Data provided start

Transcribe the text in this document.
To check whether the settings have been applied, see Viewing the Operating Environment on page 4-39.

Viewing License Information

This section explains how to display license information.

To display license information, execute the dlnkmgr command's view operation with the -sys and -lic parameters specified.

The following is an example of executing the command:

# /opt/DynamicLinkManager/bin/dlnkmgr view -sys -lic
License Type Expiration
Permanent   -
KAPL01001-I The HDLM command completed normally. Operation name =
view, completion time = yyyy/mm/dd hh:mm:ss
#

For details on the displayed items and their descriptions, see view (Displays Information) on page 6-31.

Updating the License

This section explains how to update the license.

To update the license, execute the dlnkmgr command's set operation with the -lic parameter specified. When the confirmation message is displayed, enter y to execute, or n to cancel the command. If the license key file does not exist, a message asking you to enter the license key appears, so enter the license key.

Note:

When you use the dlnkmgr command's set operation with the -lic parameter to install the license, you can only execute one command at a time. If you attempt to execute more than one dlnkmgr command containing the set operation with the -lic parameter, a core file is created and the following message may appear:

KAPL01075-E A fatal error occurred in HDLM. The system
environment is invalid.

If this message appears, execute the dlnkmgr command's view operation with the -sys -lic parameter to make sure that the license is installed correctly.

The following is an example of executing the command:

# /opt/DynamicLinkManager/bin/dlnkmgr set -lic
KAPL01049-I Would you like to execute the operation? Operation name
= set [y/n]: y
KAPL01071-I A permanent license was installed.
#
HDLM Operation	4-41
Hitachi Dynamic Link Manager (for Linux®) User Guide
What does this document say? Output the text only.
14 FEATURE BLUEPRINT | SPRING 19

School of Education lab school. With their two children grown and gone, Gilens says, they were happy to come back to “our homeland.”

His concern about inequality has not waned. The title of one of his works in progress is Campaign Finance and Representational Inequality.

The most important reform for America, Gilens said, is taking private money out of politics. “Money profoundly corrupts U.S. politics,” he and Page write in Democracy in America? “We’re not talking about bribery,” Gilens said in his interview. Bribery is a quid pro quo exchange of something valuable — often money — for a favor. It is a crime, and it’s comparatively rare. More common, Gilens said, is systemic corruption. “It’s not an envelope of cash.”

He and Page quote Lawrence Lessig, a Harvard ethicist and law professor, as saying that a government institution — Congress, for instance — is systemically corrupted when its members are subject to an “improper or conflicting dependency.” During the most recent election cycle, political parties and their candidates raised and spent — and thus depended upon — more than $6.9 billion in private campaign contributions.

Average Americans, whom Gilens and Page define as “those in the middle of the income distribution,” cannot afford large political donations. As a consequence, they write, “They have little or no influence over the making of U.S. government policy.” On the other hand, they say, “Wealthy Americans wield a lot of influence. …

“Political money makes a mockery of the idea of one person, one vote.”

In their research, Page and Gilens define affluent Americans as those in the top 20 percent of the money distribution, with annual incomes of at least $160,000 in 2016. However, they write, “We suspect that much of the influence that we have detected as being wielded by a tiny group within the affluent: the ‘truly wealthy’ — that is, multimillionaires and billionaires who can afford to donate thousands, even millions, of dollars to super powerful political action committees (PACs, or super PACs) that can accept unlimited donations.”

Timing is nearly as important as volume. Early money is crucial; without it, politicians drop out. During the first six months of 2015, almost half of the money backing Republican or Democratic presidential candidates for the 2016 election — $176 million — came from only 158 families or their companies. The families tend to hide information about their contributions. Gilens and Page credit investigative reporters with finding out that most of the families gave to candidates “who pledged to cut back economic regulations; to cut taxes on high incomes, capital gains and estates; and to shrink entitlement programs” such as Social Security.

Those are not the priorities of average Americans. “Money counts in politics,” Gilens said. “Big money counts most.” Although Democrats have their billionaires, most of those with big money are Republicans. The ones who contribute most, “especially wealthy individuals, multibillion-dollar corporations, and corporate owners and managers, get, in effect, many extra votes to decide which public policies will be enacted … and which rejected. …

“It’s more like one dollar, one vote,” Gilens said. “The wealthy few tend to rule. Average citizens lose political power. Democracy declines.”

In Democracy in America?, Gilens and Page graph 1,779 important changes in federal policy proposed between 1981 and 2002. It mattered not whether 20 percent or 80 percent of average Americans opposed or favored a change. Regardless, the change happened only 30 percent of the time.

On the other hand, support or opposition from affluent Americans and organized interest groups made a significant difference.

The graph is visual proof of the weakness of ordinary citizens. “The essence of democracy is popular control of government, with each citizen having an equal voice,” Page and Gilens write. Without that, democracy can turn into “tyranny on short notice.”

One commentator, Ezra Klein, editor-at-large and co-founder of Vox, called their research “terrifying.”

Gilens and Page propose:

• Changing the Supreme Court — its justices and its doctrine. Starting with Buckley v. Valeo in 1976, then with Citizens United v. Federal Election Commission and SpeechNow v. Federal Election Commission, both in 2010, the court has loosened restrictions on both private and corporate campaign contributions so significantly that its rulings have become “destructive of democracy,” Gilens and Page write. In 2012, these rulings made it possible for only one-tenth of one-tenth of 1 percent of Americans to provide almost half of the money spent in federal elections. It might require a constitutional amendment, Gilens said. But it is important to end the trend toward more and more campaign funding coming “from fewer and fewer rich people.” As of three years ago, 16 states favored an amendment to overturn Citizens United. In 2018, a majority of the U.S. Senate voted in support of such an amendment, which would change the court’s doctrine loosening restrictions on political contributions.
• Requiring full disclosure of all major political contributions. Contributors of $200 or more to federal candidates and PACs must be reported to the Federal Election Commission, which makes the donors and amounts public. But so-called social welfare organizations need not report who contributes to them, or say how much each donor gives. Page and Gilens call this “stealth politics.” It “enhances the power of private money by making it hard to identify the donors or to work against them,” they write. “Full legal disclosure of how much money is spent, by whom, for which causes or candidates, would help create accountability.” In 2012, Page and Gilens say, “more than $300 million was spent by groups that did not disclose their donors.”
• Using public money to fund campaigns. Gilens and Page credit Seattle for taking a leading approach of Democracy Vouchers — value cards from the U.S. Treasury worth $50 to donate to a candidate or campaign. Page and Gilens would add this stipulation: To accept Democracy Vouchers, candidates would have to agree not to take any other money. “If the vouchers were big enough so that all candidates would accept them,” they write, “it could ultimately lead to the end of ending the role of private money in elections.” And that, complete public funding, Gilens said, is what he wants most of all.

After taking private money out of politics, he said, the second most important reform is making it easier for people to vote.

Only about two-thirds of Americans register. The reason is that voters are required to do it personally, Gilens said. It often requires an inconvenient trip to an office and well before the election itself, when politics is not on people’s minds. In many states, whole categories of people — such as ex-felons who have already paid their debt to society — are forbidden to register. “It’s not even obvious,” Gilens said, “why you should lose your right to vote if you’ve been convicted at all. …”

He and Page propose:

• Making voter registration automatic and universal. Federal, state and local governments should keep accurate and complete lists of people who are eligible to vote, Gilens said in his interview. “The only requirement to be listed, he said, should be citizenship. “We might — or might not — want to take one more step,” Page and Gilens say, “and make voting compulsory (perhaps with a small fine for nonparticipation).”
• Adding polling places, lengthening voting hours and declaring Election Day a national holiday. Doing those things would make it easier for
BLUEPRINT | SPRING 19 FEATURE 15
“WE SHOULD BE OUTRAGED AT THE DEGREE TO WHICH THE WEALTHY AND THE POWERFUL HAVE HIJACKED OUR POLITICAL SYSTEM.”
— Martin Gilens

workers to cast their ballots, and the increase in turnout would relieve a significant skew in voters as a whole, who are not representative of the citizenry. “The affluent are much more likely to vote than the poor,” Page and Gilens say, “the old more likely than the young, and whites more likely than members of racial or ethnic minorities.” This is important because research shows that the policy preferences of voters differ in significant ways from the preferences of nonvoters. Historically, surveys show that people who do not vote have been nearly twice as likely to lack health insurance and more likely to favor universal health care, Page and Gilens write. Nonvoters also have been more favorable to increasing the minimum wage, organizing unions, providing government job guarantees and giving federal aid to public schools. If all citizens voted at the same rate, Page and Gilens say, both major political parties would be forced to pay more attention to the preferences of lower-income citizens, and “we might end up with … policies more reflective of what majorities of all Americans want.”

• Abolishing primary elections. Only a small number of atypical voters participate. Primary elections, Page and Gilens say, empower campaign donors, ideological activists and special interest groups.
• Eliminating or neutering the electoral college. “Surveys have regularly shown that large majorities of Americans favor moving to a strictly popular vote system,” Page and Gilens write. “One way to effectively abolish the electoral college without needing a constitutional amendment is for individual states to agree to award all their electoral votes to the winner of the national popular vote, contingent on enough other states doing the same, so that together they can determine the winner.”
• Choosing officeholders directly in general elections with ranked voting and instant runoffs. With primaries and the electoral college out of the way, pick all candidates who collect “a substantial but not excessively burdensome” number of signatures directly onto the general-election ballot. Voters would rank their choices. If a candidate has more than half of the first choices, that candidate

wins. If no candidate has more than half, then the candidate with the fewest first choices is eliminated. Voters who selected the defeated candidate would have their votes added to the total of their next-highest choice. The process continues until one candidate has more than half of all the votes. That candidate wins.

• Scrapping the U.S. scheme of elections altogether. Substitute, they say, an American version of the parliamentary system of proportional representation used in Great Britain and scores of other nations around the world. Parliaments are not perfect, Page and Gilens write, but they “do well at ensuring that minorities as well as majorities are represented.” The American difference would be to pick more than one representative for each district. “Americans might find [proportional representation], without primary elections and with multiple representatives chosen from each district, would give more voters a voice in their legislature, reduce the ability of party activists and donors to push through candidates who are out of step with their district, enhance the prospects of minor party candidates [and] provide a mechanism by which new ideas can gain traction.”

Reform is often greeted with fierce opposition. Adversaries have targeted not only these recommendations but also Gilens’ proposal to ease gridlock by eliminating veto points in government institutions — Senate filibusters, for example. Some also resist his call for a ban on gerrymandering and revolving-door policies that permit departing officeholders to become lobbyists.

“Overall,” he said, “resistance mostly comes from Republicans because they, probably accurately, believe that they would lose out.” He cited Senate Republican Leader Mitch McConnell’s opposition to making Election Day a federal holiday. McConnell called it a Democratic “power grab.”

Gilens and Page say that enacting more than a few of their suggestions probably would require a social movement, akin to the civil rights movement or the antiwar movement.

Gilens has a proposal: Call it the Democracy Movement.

Data provided end

**What you have to do:** Count every line in the preceding entries where the string "hand" appears, then state only the total.

**Answer for this exercise:** 2